Return every line of the records below verbatim, with no pictures in the copy.
▼▼▼
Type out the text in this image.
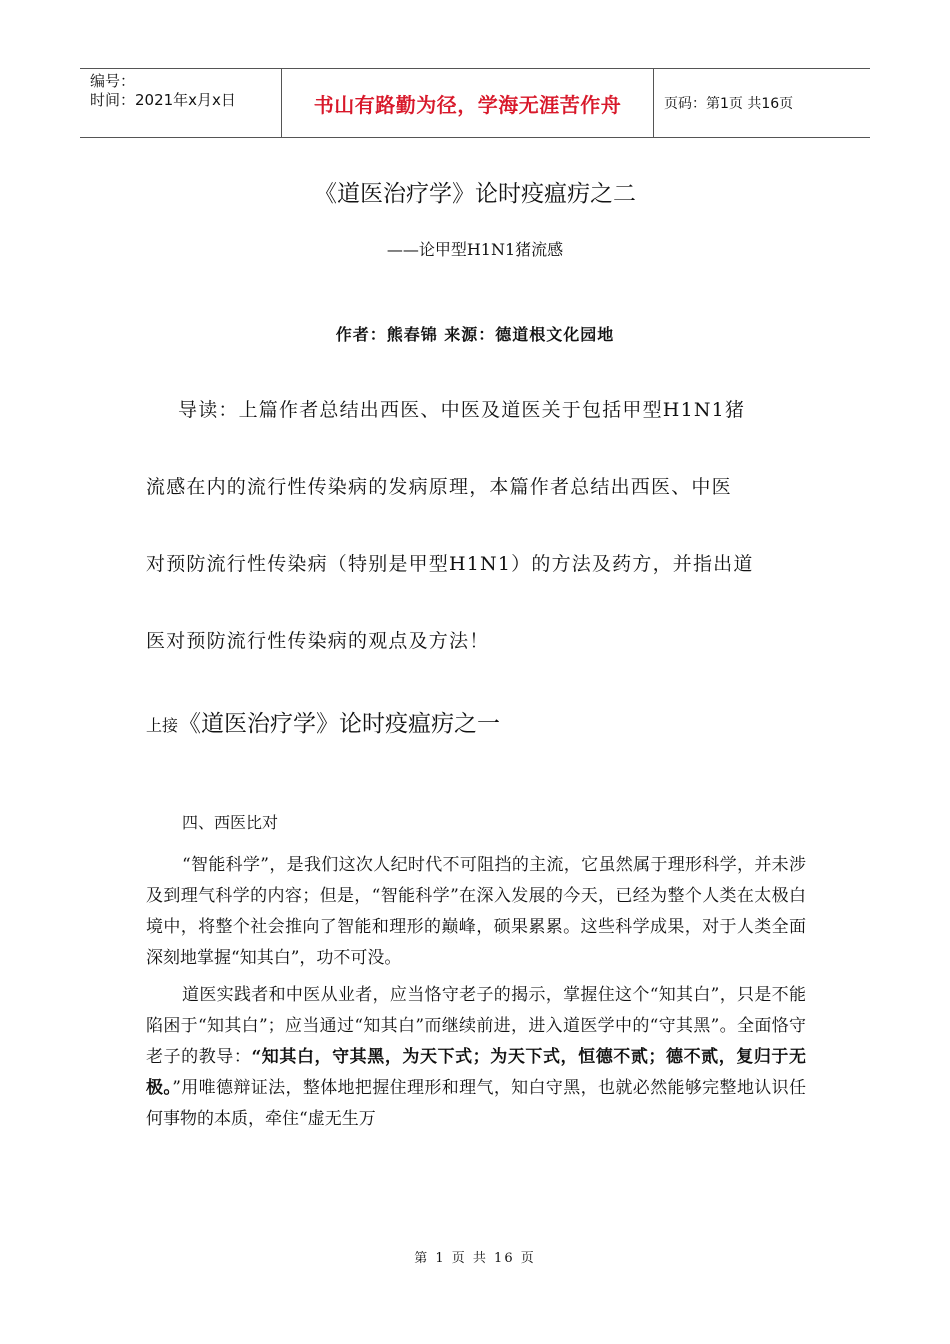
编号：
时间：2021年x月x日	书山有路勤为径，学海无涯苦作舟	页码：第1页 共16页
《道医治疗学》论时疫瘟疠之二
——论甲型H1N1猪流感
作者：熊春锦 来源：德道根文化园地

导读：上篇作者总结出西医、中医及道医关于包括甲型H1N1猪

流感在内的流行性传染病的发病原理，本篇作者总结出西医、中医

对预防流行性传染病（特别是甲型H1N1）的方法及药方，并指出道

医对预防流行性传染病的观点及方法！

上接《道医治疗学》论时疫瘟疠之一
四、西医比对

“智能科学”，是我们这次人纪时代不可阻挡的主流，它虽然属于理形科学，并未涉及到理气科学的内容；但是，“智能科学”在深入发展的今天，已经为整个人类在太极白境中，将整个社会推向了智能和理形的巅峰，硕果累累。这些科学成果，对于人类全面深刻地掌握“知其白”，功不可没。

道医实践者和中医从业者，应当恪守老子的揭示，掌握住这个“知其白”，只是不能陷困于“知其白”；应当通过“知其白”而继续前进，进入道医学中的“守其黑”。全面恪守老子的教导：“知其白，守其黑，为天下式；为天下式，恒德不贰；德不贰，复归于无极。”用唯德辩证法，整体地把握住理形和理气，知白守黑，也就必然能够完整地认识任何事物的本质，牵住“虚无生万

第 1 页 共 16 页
▲▲▲
Written answer:
Type out the text in this image.
编号：
时间：2021年x月x日	书山有路勤为径，学海无涯苦作舟	页码：第1页 共16页
《道医治疗学》论时疫瘟疠之二
——论甲型H1N1猪流感
作者：熊春锦 来源：德道根文化园地

导读：上篇作者总结出西医、中医及道医关于包括甲型H1N1猪

流感在内的流行性传染病的发病原理，本篇作者总结出西医、中医

对预防流行性传染病（特别是甲型H1N1）的方法及药方，并指出道

医对预防流行性传染病的观点及方法！

上接《道医治疗学》论时疫瘟疠之一
四、西医比对

“智能科学”，是我们这次人纪时代不可阻挡的主流，它虽然属于理形科学，并未涉及到理气科学的内容；但是，“智能科学”在深入发展的今天，已经为整个人类在太极白境中，将整个社会推向了智能和理形的巅峰，硕果累累。这些科学成果，对于人类全面深刻地掌握“知其白”，功不可没。

道医实践者和中医从业者，应当恪守老子的揭示，掌握住这个“知其白”，只是不能陷困于“知其白”；应当通过“知其白”而继续前进，进入道医学中的“守其黑”。全面恪守老子的教导：“知其白，守其黑，为天下式；为天下式，恒德不贰；德不贰，复归于无极。”用唯德辩证法，整体地把握住理形和理气，知白守黑，也就必然能够完整地认识任何事物的本质，牵住“虚无生万

第 1 页 共 16 页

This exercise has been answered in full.